**DIRECTIONS**.
Determine which lines contain the word "чугунных", then copy those lines.

**Items listed in a dataset**.
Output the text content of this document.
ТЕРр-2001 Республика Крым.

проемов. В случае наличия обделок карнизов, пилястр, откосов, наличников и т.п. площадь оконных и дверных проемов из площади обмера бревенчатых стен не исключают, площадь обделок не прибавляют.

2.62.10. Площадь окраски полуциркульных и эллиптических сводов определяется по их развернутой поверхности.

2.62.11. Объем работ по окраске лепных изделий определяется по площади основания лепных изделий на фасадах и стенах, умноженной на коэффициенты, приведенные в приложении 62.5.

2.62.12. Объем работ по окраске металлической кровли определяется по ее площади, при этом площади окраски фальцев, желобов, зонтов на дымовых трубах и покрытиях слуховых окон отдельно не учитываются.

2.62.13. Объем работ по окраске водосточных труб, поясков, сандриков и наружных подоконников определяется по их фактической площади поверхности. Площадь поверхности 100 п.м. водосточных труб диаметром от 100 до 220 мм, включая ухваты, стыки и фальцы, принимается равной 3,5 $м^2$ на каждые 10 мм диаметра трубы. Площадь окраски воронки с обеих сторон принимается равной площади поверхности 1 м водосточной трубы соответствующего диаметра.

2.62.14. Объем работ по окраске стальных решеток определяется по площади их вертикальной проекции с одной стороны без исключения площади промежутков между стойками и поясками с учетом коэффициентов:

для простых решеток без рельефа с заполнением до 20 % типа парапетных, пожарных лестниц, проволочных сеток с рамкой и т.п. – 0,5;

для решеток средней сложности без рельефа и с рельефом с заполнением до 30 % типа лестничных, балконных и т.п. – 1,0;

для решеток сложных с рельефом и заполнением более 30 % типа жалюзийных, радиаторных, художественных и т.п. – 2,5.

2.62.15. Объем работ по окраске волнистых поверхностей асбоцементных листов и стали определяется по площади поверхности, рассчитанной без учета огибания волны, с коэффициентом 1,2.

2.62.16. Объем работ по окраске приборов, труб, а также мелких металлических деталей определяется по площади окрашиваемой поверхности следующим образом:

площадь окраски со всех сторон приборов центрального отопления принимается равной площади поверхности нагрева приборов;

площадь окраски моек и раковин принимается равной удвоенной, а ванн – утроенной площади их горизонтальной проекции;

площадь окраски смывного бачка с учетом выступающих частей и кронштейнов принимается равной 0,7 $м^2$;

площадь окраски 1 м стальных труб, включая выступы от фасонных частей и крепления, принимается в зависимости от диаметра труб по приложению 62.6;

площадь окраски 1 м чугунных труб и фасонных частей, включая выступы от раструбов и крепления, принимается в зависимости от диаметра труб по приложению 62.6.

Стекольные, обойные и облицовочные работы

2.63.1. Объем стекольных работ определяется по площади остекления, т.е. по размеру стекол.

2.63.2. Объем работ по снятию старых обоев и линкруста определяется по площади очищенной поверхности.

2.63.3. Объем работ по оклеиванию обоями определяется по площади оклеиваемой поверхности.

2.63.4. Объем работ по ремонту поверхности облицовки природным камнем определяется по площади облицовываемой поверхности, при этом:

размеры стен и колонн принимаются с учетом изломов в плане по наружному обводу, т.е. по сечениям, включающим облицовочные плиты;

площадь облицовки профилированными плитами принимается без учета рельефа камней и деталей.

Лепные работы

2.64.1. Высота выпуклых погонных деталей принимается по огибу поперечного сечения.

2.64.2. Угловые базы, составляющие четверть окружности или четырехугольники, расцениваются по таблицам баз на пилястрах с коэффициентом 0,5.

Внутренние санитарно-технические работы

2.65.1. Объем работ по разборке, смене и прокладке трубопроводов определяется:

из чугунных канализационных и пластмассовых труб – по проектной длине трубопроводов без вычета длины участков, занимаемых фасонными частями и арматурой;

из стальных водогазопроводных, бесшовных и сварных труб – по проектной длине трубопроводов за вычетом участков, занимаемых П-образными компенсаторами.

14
* * *
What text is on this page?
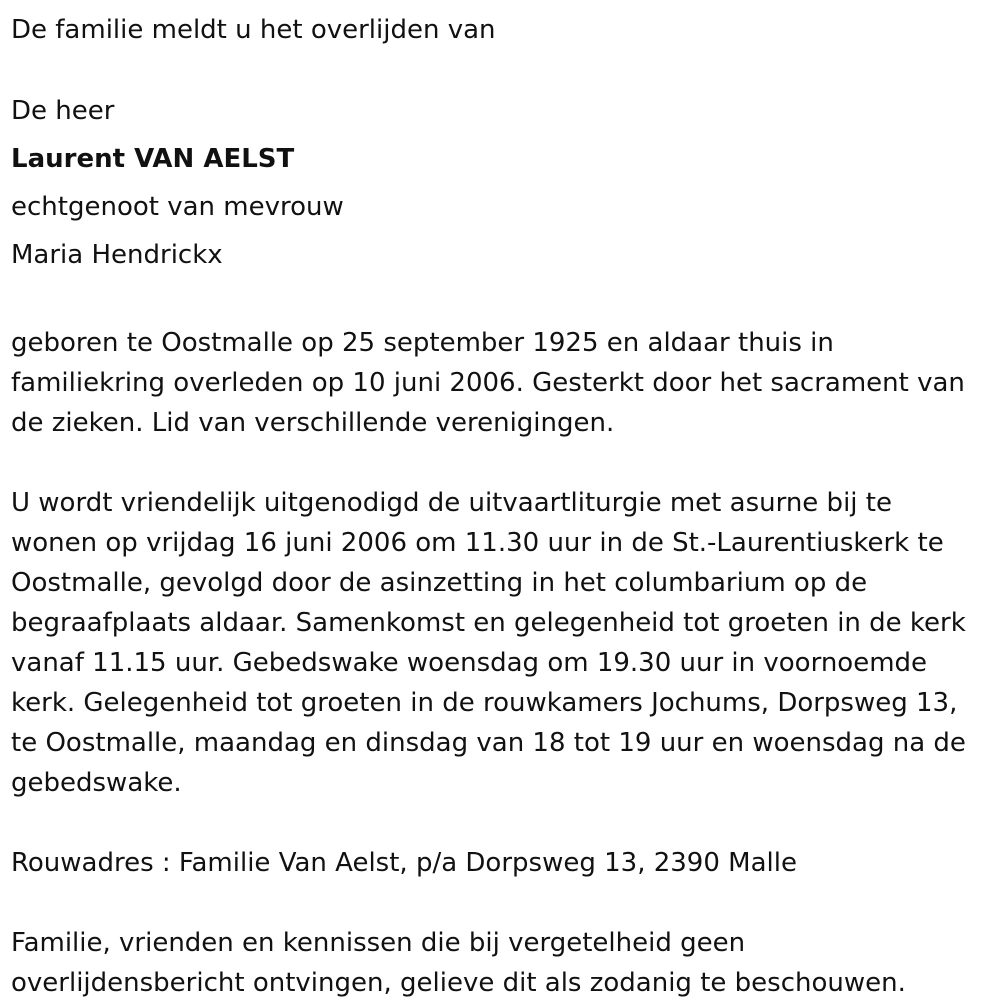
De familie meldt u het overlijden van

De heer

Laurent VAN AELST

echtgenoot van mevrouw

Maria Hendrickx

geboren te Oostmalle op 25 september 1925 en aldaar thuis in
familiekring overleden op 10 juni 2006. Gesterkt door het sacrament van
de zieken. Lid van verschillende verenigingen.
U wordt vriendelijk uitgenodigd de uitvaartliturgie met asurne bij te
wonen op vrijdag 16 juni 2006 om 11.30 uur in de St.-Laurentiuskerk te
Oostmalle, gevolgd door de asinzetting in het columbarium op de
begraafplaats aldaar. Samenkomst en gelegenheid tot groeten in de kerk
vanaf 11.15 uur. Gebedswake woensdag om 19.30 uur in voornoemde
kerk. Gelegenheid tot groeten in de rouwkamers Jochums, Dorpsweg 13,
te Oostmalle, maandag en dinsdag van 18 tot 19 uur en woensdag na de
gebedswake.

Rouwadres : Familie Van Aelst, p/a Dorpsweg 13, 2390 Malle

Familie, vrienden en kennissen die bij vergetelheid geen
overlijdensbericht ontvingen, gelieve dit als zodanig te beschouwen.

**OUTPUT FOR THIS EXERCISE**.
площадь окраски 1 м чугунных труб и фасонных частей, включая выступы от раструбов и крепления, принимается в зависимости от диаметра труб по приложению 62.6.
из чугунных канализационных и пластмассовых труб – по проектной длине трубопроводов без вычета длины участков, занимаемых фасонными частями и арматурой;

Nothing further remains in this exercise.